* begin EXCERPTED RECORDS *
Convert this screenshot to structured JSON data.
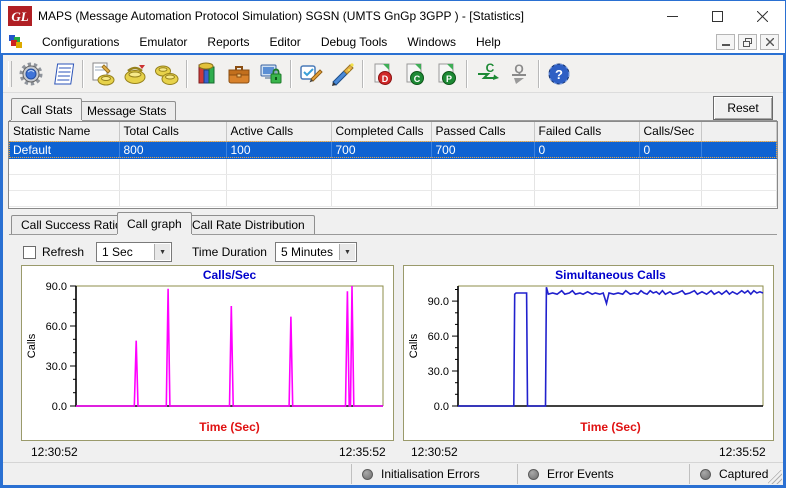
{
  "window": {
    "title": "MAPS (Message Automation Protocol Simulation) SGSN (UMTS GnGp 3GPP ) - [Statistics]",
    "logo_text": "GL",
    "controls": [
      "minimize",
      "maximize",
      "close"
    ],
    "mdi_controls": [
      "minimize",
      "restore",
      "close"
    ]
  },
  "menu": {
    "items": [
      "Configurations",
      "Emulator",
      "Reports",
      "Editor",
      "Debug Tools",
      "Windows",
      "Help"
    ]
  },
  "toolbar": {
    "icons": [
      "testbed-setup-icon",
      "profile-log-icon",
      "script-editor-icon",
      "call-generation-icon",
      "call-reception-icon",
      "statistics-icon",
      "profiles-briefcase-icon",
      "remote-secure-icon",
      "script-verify-icon",
      "script-wizard-icon",
      "start-d-icon",
      "start-c-icon",
      "start-p-icon",
      "continue-icon",
      "stop-icon",
      "help-icon"
    ]
  },
  "stats_tabs": {
    "tab1": "Call Stats",
    "tab2": "Message Stats"
  },
  "reset_button": "Reset",
  "table": {
    "columns": [
      "Statistic Name",
      "Total Calls",
      "Active Calls",
      "Completed Calls",
      "Passed Calls",
      "Failed Calls",
      "Calls/Sec"
    ],
    "row": {
      "name": "Default",
      "total": "800",
      "active": "100",
      "completed": "700",
      "passed": "700",
      "failed": "0",
      "cps": "0"
    }
  },
  "graph_tabs": {
    "tab1": "Call Success Ratio",
    "tab2": "Call graph",
    "tab3": "Call Rate Distribution"
  },
  "controls": {
    "refresh_label": "Refresh",
    "refresh_checked": false,
    "interval_value": "1 Sec",
    "duration_label": "Time Duration",
    "duration_value": "5 Minutes"
  },
  "chart_data": [
    {
      "type": "line",
      "title": "Calls/Sec",
      "xlabel": "Time (Sec)",
      "ylabel": "Calls",
      "x_start_label": "12:30:52",
      "x_end_label": "12:35:52",
      "yticks": [
        0,
        30,
        60,
        90
      ],
      "ytick_labels": [
        "0.0",
        "30.0",
        "60.0",
        "90.0"
      ],
      "ylim": [
        0,
        90
      ],
      "line_color": "#ff00ff",
      "title_color": "#0000cc",
      "xlabel_color": "#e01212",
      "grid": false,
      "legend": "none",
      "points": [
        [
          0,
          0
        ],
        [
          0.19,
          0
        ],
        [
          0.196,
          49
        ],
        [
          0.202,
          0
        ],
        [
          0.294,
          0
        ],
        [
          0.3,
          88
        ],
        [
          0.306,
          0
        ],
        [
          0.5,
          0
        ],
        [
          0.506,
          75
        ],
        [
          0.512,
          0
        ],
        [
          0.694,
          0
        ],
        [
          0.7,
          67
        ],
        [
          0.706,
          0
        ],
        [
          0.878,
          0
        ],
        [
          0.884,
          86
        ],
        [
          0.89,
          0
        ],
        [
          0.894,
          0
        ],
        [
          0.899,
          90
        ],
        [
          0.905,
          0
        ],
        [
          1,
          0
        ]
      ]
    },
    {
      "type": "line",
      "title": "Simultaneous Calls",
      "xlabel": "Time (Sec)",
      "ylabel": "Calls",
      "x_start_label": "12:30:52",
      "x_end_label": "12:35:52",
      "yticks": [
        0,
        30,
        60,
        90
      ],
      "ytick_labels": [
        "0.0",
        "30.0",
        "60.0",
        "90.0"
      ],
      "ylim": [
        0,
        103
      ],
      "line_color": "#2121cd",
      "title_color": "#0000cc",
      "xlabel_color": "#e01212",
      "grid": false,
      "legend": "none",
      "points": [
        [
          0,
          0
        ],
        [
          0.183,
          0
        ],
        [
          0.186,
          96
        ],
        [
          0.19,
          97
        ],
        [
          0.225,
          97
        ],
        [
          0.228,
          0
        ],
        [
          0.287,
          0
        ],
        [
          0.29,
          102
        ],
        [
          0.296,
          96
        ],
        [
          0.31,
          97
        ],
        [
          0.325,
          96
        ],
        [
          0.34,
          99
        ],
        [
          0.35,
          96
        ],
        [
          0.365,
          97
        ],
        [
          0.375,
          99
        ],
        [
          0.385,
          96
        ],
        [
          0.4,
          97
        ],
        [
          0.41,
          96
        ],
        [
          0.425,
          98
        ],
        [
          0.44,
          96
        ],
        [
          0.45,
          97
        ],
        [
          0.465,
          96
        ],
        [
          0.476,
          97
        ],
        [
          0.487,
          88
        ],
        [
          0.495,
          97
        ],
        [
          0.51,
          96
        ],
        [
          0.525,
          97
        ],
        [
          0.54,
          96
        ],
        [
          0.55,
          99
        ],
        [
          0.565,
          96
        ],
        [
          0.578,
          97
        ],
        [
          0.59,
          96
        ],
        [
          0.6,
          99
        ],
        [
          0.61,
          97
        ],
        [
          0.62,
          96
        ],
        [
          0.63,
          99
        ],
        [
          0.64,
          97
        ],
        [
          0.65,
          98
        ],
        [
          0.66,
          96
        ],
        [
          0.67,
          99
        ],
        [
          0.68,
          96
        ],
        [
          0.695,
          98
        ],
        [
          0.705,
          96
        ],
        [
          0.72,
          97
        ],
        [
          0.735,
          99
        ],
        [
          0.745,
          96
        ],
        [
          0.76,
          97
        ],
        [
          0.775,
          99
        ],
        [
          0.785,
          96
        ],
        [
          0.8,
          98
        ],
        [
          0.815,
          96
        ],
        [
          0.83,
          99
        ],
        [
          0.84,
          96
        ],
        [
          0.855,
          98
        ],
        [
          0.865,
          96
        ],
        [
          0.88,
          99
        ],
        [
          0.89,
          96
        ],
        [
          0.9,
          98
        ],
        [
          0.915,
          96
        ],
        [
          0.93,
          99
        ],
        [
          0.94,
          97
        ],
        [
          0.95,
          99
        ],
        [
          0.96,
          96
        ],
        [
          0.97,
          99
        ],
        [
          0.98,
          97
        ],
        [
          0.99,
          98
        ],
        [
          1,
          97
        ]
      ]
    }
  ],
  "status_bar": {
    "items": [
      {
        "label": "Initialisation Errors"
      },
      {
        "label": "Error Events"
      },
      {
        "label": "Captured"
      }
    ]
  },
  "colors": {
    "frame_blue": "#2a70d2",
    "selection_blue": "#0f62d1",
    "spike_magenta": "#ff00ff",
    "line_blue": "#2121cd",
    "chart_title_blue": "#0000cc",
    "axis_label_red": "#e01212",
    "panel_olive": "#9a9a6b"
  }
}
* end EXCERPTED RECORDS *
Output the records above exactly; leave out the pictures.

Convert this screenshot to structured JSON data.
{
  "window": {
    "title": "MAPS (Message Automation Protocol Simulation) SGSN (UMTS GnGp 3GPP ) - [Statistics]",
    "logo_text": "GL",
    "controls": [
      "minimize",
      "maximize",
      "close"
    ],
    "mdi_controls": [
      "minimize",
      "restore",
      "close"
    ]
  },
  "menu": {
    "items": [
      "Configurations",
      "Emulator",
      "Reports",
      "Editor",
      "Debug Tools",
      "Windows",
      "Help"
    ]
  },
  "toolbar": {
    "icons": [
      "testbed-setup-icon",
      "profile-log-icon",
      "script-editor-icon",
      "call-generation-icon",
      "call-reception-icon",
      "statistics-icon",
      "profiles-briefcase-icon",
      "remote-secure-icon",
      "script-verify-icon",
      "script-wizard-icon",
      "start-d-icon",
      "start-c-icon",
      "start-p-icon",
      "continue-icon",
      "stop-icon",
      "help-icon"
    ]
  },
  "stats_tabs": {
    "tab1": "Call Stats",
    "tab2": "Message Stats"
  },
  "reset_button": "Reset",
  "table": {
    "columns": [
      "Statistic Name",
      "Total Calls",
      "Active Calls",
      "Completed Calls",
      "Passed Calls",
      "Failed Calls",
      "Calls/Sec"
    ],
    "row": {
      "name": "Default",
      "total": "800",
      "active": "100",
      "completed": "700",
      "passed": "700",
      "failed": "0",
      "cps": "0"
    }
  },
  "graph_tabs": {
    "tab1": "Call Success Ratio",
    "tab2": "Call graph",
    "tab3": "Call Rate Distribution"
  },
  "controls": {
    "refresh_label": "Refresh",
    "refresh_checked": false,
    "interval_value": "1 Sec",
    "duration_label": "Time Duration",
    "duration_value": "5 Minutes"
  },
  "chart_data": [
    {
      "type": "line",
      "title": "Calls/Sec",
      "xlabel": "Time (Sec)",
      "ylabel": "Calls",
      "x_start_label": "12:30:52",
      "x_end_label": "12:35:52",
      "yticks": [
        0,
        30,
        60,
        90
      ],
      "ytick_labels": [
        "0.0",
        "30.0",
        "60.0",
        "90.0"
      ],
      "ylim": [
        0,
        90
      ],
      "line_color": "#ff00ff",
      "title_color": "#0000cc",
      "xlabel_color": "#e01212",
      "grid": false,
      "legend": "none",
      "points": [
        [
          0,
          0
        ],
        [
          0.19,
          0
        ],
        [
          0.196,
          49
        ],
        [
          0.202,
          0
        ],
        [
          0.294,
          0
        ],
        [
          0.3,
          88
        ],
        [
          0.306,
          0
        ],
        [
          0.5,
          0
        ],
        [
          0.506,
          75
        ],
        [
          0.512,
          0
        ],
        [
          0.694,
          0
        ],
        [
          0.7,
          67
        ],
        [
          0.706,
          0
        ],
        [
          0.878,
          0
        ],
        [
          0.884,
          86
        ],
        [
          0.89,
          0
        ],
        [
          0.894,
          0
        ],
        [
          0.899,
          90
        ],
        [
          0.905,
          0
        ],
        [
          1,
          0
        ]
      ]
    },
    {
      "type": "line",
      "title": "Simultaneous Calls",
      "xlabel": "Time (Sec)",
      "ylabel": "Calls",
      "x_start_label": "12:30:52",
      "x_end_label": "12:35:52",
      "yticks": [
        0,
        30,
        60,
        90
      ],
      "ytick_labels": [
        "0.0",
        "30.0",
        "60.0",
        "90.0"
      ],
      "ylim": [
        0,
        103
      ],
      "line_color": "#2121cd",
      "title_color": "#0000cc",
      "xlabel_color": "#e01212",
      "grid": false,
      "legend": "none",
      "points": [
        [
          0,
          0
        ],
        [
          0.183,
          0
        ],
        [
          0.186,
          96
        ],
        [
          0.19,
          97
        ],
        [
          0.225,
          97
        ],
        [
          0.228,
          0
        ],
        [
          0.287,
          0
        ],
        [
          0.29,
          102
        ],
        [
          0.296,
          96
        ],
        [
          0.31,
          97
        ],
        [
          0.325,
          96
        ],
        [
          0.34,
          99
        ],
        [
          0.35,
          96
        ],
        [
          0.365,
          97
        ],
        [
          0.375,
          99
        ],
        [
          0.385,
          96
        ],
        [
          0.4,
          97
        ],
        [
          0.41,
          96
        ],
        [
          0.425,
          98
        ],
        [
          0.44,
          96
        ],
        [
          0.45,
          97
        ],
        [
          0.465,
          96
        ],
        [
          0.476,
          97
        ],
        [
          0.487,
          88
        ],
        [
          0.495,
          97
        ],
        [
          0.51,
          96
        ],
        [
          0.525,
          97
        ],
        [
          0.54,
          96
        ],
        [
          0.55,
          99
        ],
        [
          0.565,
          96
        ],
        [
          0.578,
          97
        ],
        [
          0.59,
          96
        ],
        [
          0.6,
          99
        ],
        [
          0.61,
          97
        ],
        [
          0.62,
          96
        ],
        [
          0.63,
          99
        ],
        [
          0.64,
          97
        ],
        [
          0.65,
          98
        ],
        [
          0.66,
          96
        ],
        [
          0.67,
          99
        ],
        [
          0.68,
          96
        ],
        [
          0.695,
          98
        ],
        [
          0.705,
          96
        ],
        [
          0.72,
          97
        ],
        [
          0.735,
          99
        ],
        [
          0.745,
          96
        ],
        [
          0.76,
          97
        ],
        [
          0.775,
          99
        ],
        [
          0.785,
          96
        ],
        [
          0.8,
          98
        ],
        [
          0.815,
          96
        ],
        [
          0.83,
          99
        ],
        [
          0.84,
          96
        ],
        [
          0.855,
          98
        ],
        [
          0.865,
          96
        ],
        [
          0.88,
          99
        ],
        [
          0.89,
          96
        ],
        [
          0.9,
          98
        ],
        [
          0.915,
          96
        ],
        [
          0.93,
          99
        ],
        [
          0.94,
          97
        ],
        [
          0.95,
          99
        ],
        [
          0.96,
          96
        ],
        [
          0.97,
          99
        ],
        [
          0.98,
          97
        ],
        [
          0.99,
          98
        ],
        [
          1,
          97
        ]
      ]
    }
  ],
  "status_bar": {
    "items": [
      {
        "label": "Initialisation Errors"
      },
      {
        "label": "Error Events"
      },
      {
        "label": "Captured"
      }
    ]
  },
  "colors": {
    "frame_blue": "#2a70d2",
    "selection_blue": "#0f62d1",
    "spike_magenta": "#ff00ff",
    "line_blue": "#2121cd",
    "chart_title_blue": "#0000cc",
    "axis_label_red": "#e01212",
    "panel_olive": "#9a9a6b"
  }
}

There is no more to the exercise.